## Task objective
Answer with one number only: the number of lines that contain "this".

--- Begin Available records ---

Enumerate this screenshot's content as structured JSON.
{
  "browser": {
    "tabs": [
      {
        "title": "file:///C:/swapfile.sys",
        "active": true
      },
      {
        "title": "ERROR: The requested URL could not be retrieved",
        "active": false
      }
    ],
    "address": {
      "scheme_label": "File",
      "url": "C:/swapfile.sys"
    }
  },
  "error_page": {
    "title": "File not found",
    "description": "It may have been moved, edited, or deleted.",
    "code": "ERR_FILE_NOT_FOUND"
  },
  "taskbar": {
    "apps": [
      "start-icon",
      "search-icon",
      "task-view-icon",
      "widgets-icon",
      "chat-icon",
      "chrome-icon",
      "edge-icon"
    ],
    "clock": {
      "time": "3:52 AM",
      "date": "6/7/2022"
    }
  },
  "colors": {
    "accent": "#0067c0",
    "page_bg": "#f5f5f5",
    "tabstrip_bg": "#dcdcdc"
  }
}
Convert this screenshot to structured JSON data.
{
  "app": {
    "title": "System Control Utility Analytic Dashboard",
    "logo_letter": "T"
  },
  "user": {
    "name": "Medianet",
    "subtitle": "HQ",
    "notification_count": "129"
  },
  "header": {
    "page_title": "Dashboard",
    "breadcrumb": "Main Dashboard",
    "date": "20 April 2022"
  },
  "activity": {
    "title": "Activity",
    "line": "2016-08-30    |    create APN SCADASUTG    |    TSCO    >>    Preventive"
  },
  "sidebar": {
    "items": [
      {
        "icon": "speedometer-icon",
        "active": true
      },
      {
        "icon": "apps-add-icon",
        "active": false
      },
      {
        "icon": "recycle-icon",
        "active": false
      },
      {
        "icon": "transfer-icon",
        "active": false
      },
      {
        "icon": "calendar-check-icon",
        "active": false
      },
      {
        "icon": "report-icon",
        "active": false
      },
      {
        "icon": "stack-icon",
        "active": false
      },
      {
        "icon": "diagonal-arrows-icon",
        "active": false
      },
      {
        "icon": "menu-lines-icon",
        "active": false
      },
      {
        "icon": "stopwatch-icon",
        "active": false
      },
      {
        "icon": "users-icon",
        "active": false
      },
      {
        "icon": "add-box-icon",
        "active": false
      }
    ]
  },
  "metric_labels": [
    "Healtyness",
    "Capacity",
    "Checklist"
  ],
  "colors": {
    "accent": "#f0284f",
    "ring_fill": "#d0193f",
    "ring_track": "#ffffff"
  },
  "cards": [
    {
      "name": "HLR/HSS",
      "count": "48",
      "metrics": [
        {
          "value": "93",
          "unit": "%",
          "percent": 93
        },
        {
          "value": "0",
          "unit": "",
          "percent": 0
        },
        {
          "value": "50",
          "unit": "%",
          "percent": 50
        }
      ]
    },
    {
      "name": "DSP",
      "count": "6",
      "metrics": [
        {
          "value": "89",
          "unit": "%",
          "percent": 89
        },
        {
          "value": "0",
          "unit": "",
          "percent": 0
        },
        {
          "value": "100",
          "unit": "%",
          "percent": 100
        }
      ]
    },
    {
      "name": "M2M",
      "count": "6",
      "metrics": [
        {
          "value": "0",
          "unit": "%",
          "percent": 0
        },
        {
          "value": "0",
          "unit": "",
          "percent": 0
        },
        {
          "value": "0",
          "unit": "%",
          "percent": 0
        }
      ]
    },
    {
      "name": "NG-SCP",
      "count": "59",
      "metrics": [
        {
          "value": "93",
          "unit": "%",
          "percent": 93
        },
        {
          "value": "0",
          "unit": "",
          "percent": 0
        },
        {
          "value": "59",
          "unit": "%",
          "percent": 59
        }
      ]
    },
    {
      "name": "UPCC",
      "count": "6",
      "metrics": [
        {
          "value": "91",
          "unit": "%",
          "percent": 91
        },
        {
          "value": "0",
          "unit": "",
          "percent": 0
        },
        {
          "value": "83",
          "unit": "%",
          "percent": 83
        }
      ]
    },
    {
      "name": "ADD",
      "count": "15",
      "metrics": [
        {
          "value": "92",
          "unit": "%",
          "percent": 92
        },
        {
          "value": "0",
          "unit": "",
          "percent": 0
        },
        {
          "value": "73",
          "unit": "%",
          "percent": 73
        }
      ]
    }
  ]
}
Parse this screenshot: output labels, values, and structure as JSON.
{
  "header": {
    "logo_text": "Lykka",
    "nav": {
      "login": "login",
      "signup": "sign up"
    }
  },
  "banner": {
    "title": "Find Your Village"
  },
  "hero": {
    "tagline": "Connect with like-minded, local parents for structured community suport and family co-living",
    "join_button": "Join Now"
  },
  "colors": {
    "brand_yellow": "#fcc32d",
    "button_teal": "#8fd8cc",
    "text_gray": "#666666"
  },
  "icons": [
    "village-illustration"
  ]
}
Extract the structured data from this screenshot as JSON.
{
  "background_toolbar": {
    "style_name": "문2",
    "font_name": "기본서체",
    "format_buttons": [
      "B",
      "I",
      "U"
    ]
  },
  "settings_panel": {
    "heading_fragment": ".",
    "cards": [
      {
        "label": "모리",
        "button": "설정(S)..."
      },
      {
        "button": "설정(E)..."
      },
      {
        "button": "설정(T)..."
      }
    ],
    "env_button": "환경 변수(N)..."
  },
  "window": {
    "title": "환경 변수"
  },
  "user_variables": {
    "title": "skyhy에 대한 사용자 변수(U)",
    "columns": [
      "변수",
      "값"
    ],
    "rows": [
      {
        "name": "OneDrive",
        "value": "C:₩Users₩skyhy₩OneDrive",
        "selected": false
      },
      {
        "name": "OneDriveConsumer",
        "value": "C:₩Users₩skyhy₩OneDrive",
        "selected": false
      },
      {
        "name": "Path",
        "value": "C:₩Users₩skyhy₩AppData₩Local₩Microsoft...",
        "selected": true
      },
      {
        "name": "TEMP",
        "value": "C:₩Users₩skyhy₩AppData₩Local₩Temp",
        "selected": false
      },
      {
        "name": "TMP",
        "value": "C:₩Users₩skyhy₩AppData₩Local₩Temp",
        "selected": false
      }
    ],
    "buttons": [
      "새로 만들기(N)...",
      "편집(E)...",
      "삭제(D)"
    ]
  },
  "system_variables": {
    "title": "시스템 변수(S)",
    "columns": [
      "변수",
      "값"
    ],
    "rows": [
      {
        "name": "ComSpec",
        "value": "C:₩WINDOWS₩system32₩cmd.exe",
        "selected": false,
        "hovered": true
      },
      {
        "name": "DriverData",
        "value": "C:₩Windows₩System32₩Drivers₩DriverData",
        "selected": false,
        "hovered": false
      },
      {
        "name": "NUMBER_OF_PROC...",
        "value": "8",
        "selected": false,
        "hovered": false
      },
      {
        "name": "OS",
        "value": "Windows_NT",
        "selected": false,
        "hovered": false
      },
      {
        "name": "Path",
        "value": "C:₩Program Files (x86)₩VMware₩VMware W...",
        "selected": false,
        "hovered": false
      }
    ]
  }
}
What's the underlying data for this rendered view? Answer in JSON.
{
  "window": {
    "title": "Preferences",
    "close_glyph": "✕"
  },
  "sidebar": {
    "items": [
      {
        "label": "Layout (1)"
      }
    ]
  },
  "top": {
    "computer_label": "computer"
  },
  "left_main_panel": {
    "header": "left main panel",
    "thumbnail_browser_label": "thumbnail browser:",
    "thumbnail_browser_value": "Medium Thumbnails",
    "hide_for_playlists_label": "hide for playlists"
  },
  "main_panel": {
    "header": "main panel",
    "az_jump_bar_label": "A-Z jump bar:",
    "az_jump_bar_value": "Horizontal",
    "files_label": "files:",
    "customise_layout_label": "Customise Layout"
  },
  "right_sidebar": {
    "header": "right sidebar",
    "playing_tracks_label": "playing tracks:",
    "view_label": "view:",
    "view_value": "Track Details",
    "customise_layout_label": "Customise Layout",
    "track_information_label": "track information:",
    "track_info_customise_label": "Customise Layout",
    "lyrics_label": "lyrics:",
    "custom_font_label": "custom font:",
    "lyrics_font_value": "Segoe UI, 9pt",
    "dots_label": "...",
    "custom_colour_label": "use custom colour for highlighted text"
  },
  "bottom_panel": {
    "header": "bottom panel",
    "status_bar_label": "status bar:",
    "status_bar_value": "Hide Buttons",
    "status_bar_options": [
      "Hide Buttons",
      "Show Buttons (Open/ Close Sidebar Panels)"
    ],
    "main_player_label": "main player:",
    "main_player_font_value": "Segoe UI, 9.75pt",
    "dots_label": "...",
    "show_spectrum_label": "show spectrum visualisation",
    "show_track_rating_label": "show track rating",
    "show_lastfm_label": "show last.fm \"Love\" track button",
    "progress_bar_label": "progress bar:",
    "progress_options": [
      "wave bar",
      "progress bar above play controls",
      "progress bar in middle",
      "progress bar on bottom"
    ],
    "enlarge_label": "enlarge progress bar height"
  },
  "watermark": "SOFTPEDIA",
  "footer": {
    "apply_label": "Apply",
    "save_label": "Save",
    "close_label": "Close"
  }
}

--- End Available records ---

## Finished exercise
5